SOURCE DATA:
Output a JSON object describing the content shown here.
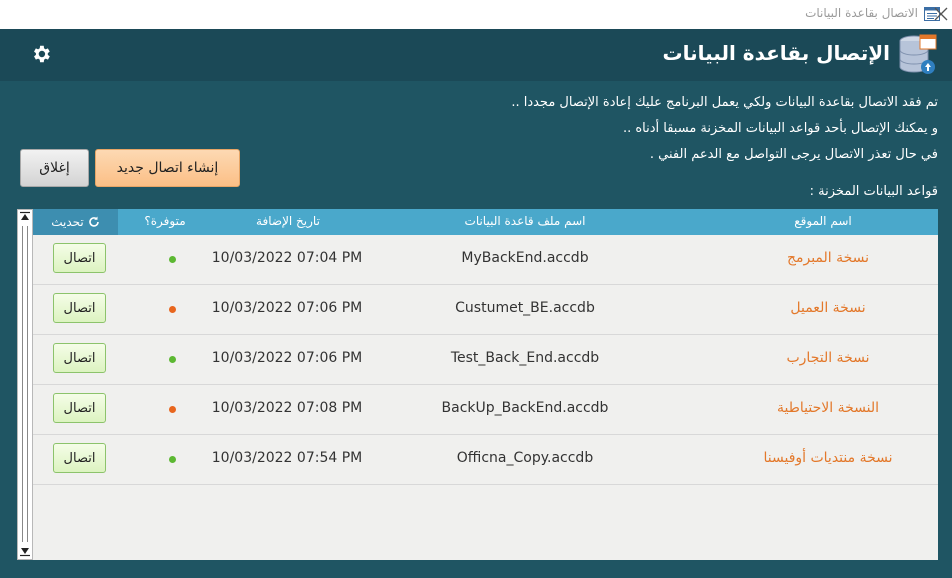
{
  "window": {
    "title": "الاتصال بقاعدة البيانات"
  },
  "header": {
    "title": "الإتصال بقاعدة البيانات"
  },
  "messages": [
    "تم فقد الاتصال بقاعدة البيانات ولكي يعمل البرنامج عليك إعادة الإتصال مجددا ..",
    "و يمكنك الإتصال بأحد قواعد البيانات المخزنة مسبقا أدناه ..",
    "في حال تعذر الاتصال يرجى التواصل مع الدعم الفني ."
  ],
  "buttons": {
    "new_connection": "إنشاء اتصال جديد",
    "close": "إغلاق",
    "connect": "اتصال"
  },
  "stored_label": "قواعد البيانات المخزنة :",
  "table": {
    "headers": {
      "site": "اسم الموقع",
      "file": "اسم ملف قاعدة البيانات",
      "date": "تاريخ الإضافة",
      "available": "متوفرة؟",
      "refresh": "تحديث"
    },
    "rows": [
      {
        "site": "نسخة المبرمج",
        "file": "MyBackEnd.accdb",
        "date": "10/03/2022 07:04 PM",
        "status": "available",
        "status_color": "#5cb832"
      },
      {
        "site": "نسخة العميل",
        "file": "Custumet_BE.accdb",
        "date": "10/03/2022 07:06 PM",
        "status": "unavailable",
        "status_color": "#e8661e"
      },
      {
        "site": "نسخة التجارب",
        "file": "Test_Back_End.accdb",
        "date": "10/03/2022 07:06 PM",
        "status": "available",
        "status_color": "#5cb832"
      },
      {
        "site": "النسخة الاحتياطية",
        "file": "BackUp_BackEnd.accdb",
        "date": "10/03/2022 07:08 PM",
        "status": "unavailable",
        "status_color": "#e8661e"
      },
      {
        "site": "نسخة منتديات أوفيسنا",
        "file": "Officna_Copy.accdb",
        "date": "10/03/2022 07:54 PM",
        "status": "available",
        "status_color": "#5cb832"
      }
    ]
  },
  "colors": {
    "header_bg": "#1b4957",
    "body_bg": "#1f5563",
    "table_header": "#4aa8cb",
    "site_text": "#e3782a",
    "available": "#5cb832",
    "unavailable": "#e8661e"
  }
}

THE REQUEST: Determine how many lines of the data contain the word "بقاعدة", and reply with that number only.

WRITTEN ANSWER: 3